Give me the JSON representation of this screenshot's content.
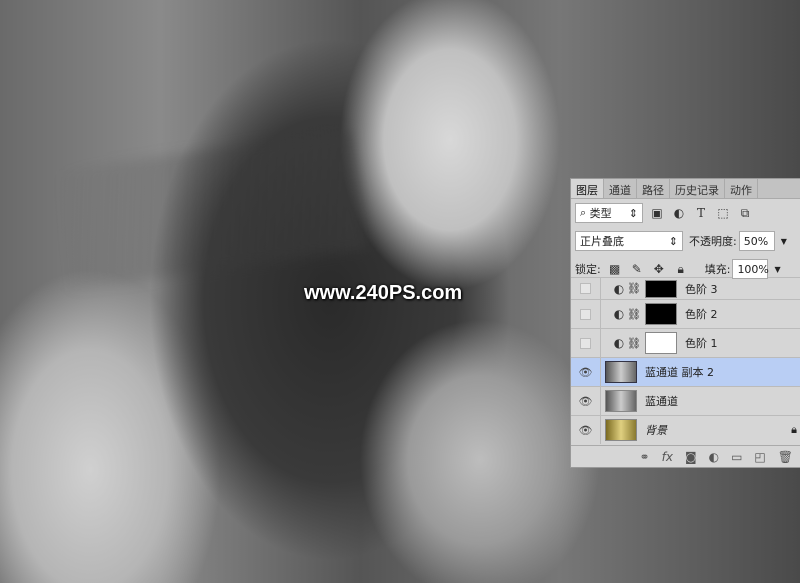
{
  "watermark": "www.240PS.com",
  "panel": {
    "tabs": [
      "图层",
      "通道",
      "路径",
      "历史记录",
      "动作"
    ],
    "filter": {
      "label": "类型",
      "icons": [
        "image-filter-icon",
        "adjustment-filter-icon",
        "type-filter-icon",
        "shape-filter-icon",
        "smart-object-filter-icon"
      ]
    },
    "blend_mode": "正片叠底",
    "opacity_label": "不透明度:",
    "opacity": "50%",
    "lock_label": "锁定:",
    "fill_label": "填充:",
    "fill": "100%",
    "layers": [
      {
        "name": "色阶 3",
        "visible": false,
        "thumb": "#000"
      },
      {
        "name": "色阶 2",
        "visible": false,
        "thumb": "#000"
      },
      {
        "name": "色阶 1",
        "visible": false,
        "thumb": "#fff"
      },
      {
        "name": "蓝通道 副本 2",
        "visible": true,
        "selected": true
      },
      {
        "name": "蓝通道",
        "visible": true
      },
      {
        "name": "背景",
        "visible": true,
        "locked": true
      }
    ]
  }
}
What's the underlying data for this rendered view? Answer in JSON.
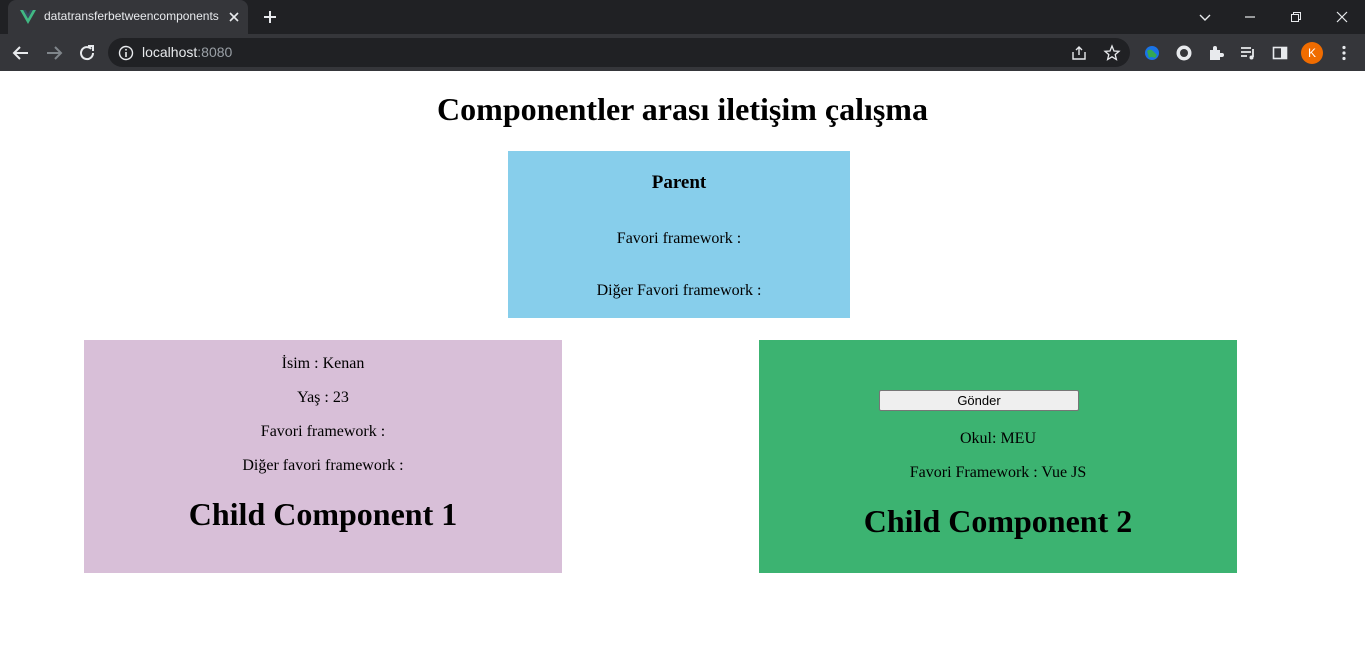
{
  "browser": {
    "tab_title": "datatransferbetweencomponents",
    "url_host": "localhost",
    "url_port": ":8080",
    "profile_initial": "K",
    "accent_profile": "#f06c00",
    "tab_favicon": "vue-logo-icon"
  },
  "page": {
    "title": "Componentler arası iletişim çalışma"
  },
  "parent": {
    "heading": "Parent",
    "favorite_label": "Favori framework :",
    "other_favorite_label": "Diğer Favori framework :",
    "bg_color": "#87ceeb"
  },
  "child1": {
    "name_line": "İsim : Kenan",
    "age_line": "Yaş : 23",
    "favorite_line": "Favori framework :",
    "other_favorite_line": "Diğer favori framework :",
    "heading": "Child Component 1",
    "bg_color": "#d8bfd8"
  },
  "child2": {
    "send_button": "Gönder",
    "school_line": "Okul: MEU",
    "favorite_line": "Favori Framework : Vue JS",
    "heading": "Child Component 2",
    "bg_color": "#3cb371"
  }
}
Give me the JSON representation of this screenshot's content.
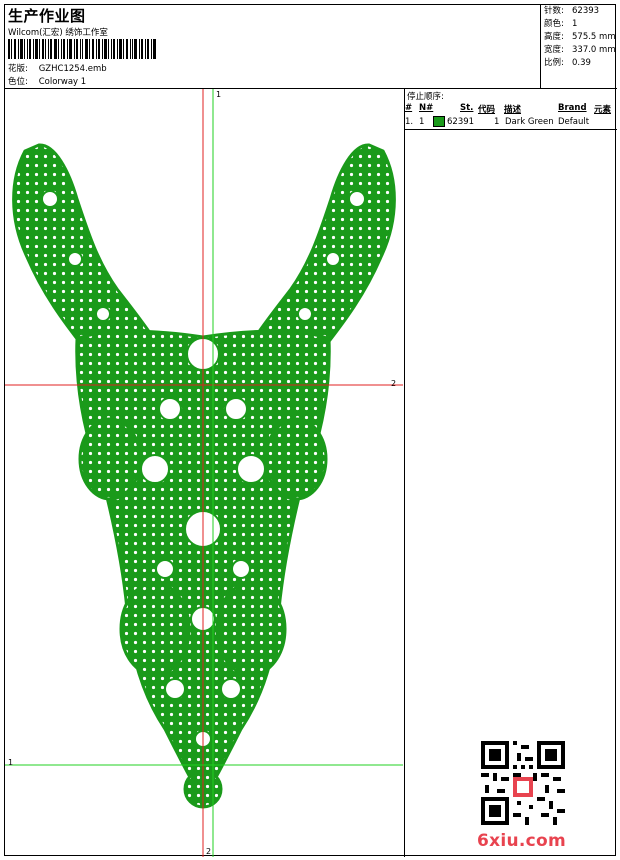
{
  "header": {
    "title": "生产作业图",
    "company": "Wilcom(汇宏) 绣饰工作室",
    "design_label": "花版:",
    "design_value": "GZHC1254.emb",
    "colorway_label": "色位:",
    "colorway_value": "Colorway 1"
  },
  "stats": [
    {
      "label": "针数:",
      "value": "62393"
    },
    {
      "label": "颜色:",
      "value": "1"
    },
    {
      "label": "高度:",
      "value": "575.5 mm"
    },
    {
      "label": "宽度:",
      "value": "337.0 mm"
    },
    {
      "label": "比例:",
      "value": "0.39"
    }
  ],
  "stop_sequence": {
    "title": "停止顺序:",
    "columns": [
      "#",
      "N#",
      "St.",
      "代码",
      "描述",
      "Brand",
      "元素"
    ],
    "rows": [
      {
        "index": "1.",
        "n": "1",
        "stitches": "62391",
        "code": "1",
        "description": "Dark Green",
        "brand": "Default",
        "element": "",
        "color": "#1a9a1a"
      }
    ]
  },
  "guides": {
    "red_top": "1",
    "red_right": "2",
    "green_left": "1",
    "green_bottom": "2"
  },
  "design_color": "#1a9a1a",
  "watermark": "6xiu.com"
}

• [GIVEN TASK]: From the listing above, print every entry precisely and drop the pictures.

• [SOLUTION FOR THIS TASK]:
Give me the JSON representation of this screenshot's content.
{
  "watermark": "www.240PS.com",
  "panel": {
    "tabs": [
      "图层",
      "通道",
      "路径",
      "历史记录",
      "动作"
    ],
    "filter": {
      "label": "类型",
      "icons": [
        "image-filter-icon",
        "adjustment-filter-icon",
        "type-filter-icon",
        "shape-filter-icon",
        "smart-object-filter-icon"
      ]
    },
    "blend_mode": "正片叠底",
    "opacity_label": "不透明度:",
    "opacity": "50%",
    "lock_label": "锁定:",
    "fill_label": "填充:",
    "fill": "100%",
    "layers": [
      {
        "name": "色阶 3",
        "visible": false,
        "thumb": "#000"
      },
      {
        "name": "色阶 2",
        "visible": false,
        "thumb": "#000"
      },
      {
        "name": "色阶 1",
        "visible": false,
        "thumb": "#fff"
      },
      {
        "name": "蓝通道 副本 2",
        "visible": true,
        "selected": true
      },
      {
        "name": "蓝通道",
        "visible": true
      },
      {
        "name": "背景",
        "visible": true,
        "locked": true
      }
    ]
  }
}
What's the underlying data for this rendered view? Answer in JSON.
{
  "browser": {
    "tab_title": "datatransferbetweencomponents",
    "url_host": "localhost",
    "url_port": ":8080",
    "profile_initial": "K",
    "accent_profile": "#f06c00",
    "tab_favicon": "vue-logo-icon"
  },
  "page": {
    "title": "Componentler arası iletişim çalışma"
  },
  "parent": {
    "heading": "Parent",
    "favorite_label": "Favori framework :",
    "other_favorite_label": "Diğer Favori framework :",
    "bg_color": "#87ceeb"
  },
  "child1": {
    "name_line": "İsim : Kenan",
    "age_line": "Yaş : 23",
    "favorite_line": "Favori framework :",
    "other_favorite_line": "Diğer favori framework :",
    "heading": "Child Component 1",
    "bg_color": "#d8bfd8"
  },
  "child2": {
    "send_button": "Gönder",
    "school_line": "Okul: MEU",
    "favorite_line": "Favori Framework : Vue JS",
    "heading": "Child Component 2",
    "bg_color": "#3cb371"
  }
}
Give me the JSON representation of this screenshot's content.
{
  "header": {
    "title": "生产作业图",
    "company": "Wilcom(汇宏) 绣饰工作室",
    "design_label": "花版:",
    "design_value": "GZHC1254.emb",
    "colorway_label": "色位:",
    "colorway_value": "Colorway 1"
  },
  "stats": [
    {
      "label": "针数:",
      "value": "62393"
    },
    {
      "label": "颜色:",
      "value": "1"
    },
    {
      "label": "高度:",
      "value": "575.5 mm"
    },
    {
      "label": "宽度:",
      "value": "337.0 mm"
    },
    {
      "label": "比例:",
      "value": "0.39"
    }
  ],
  "stop_sequence": {
    "title": "停止顺序:",
    "columns": [
      "#",
      "N#",
      "St.",
      "代码",
      "描述",
      "Brand",
      "元素"
    ],
    "rows": [
      {
        "index": "1.",
        "n": "1",
        "stitches": "62391",
        "code": "1",
        "description": "Dark Green",
        "brand": "Default",
        "element": "",
        "color": "#1a9a1a"
      }
    ]
  },
  "guides": {
    "red_top": "1",
    "red_right": "2",
    "green_left": "1",
    "green_bottom": "2"
  },
  "design_color": "#1a9a1a",
  "watermark": "6xiu.com"
}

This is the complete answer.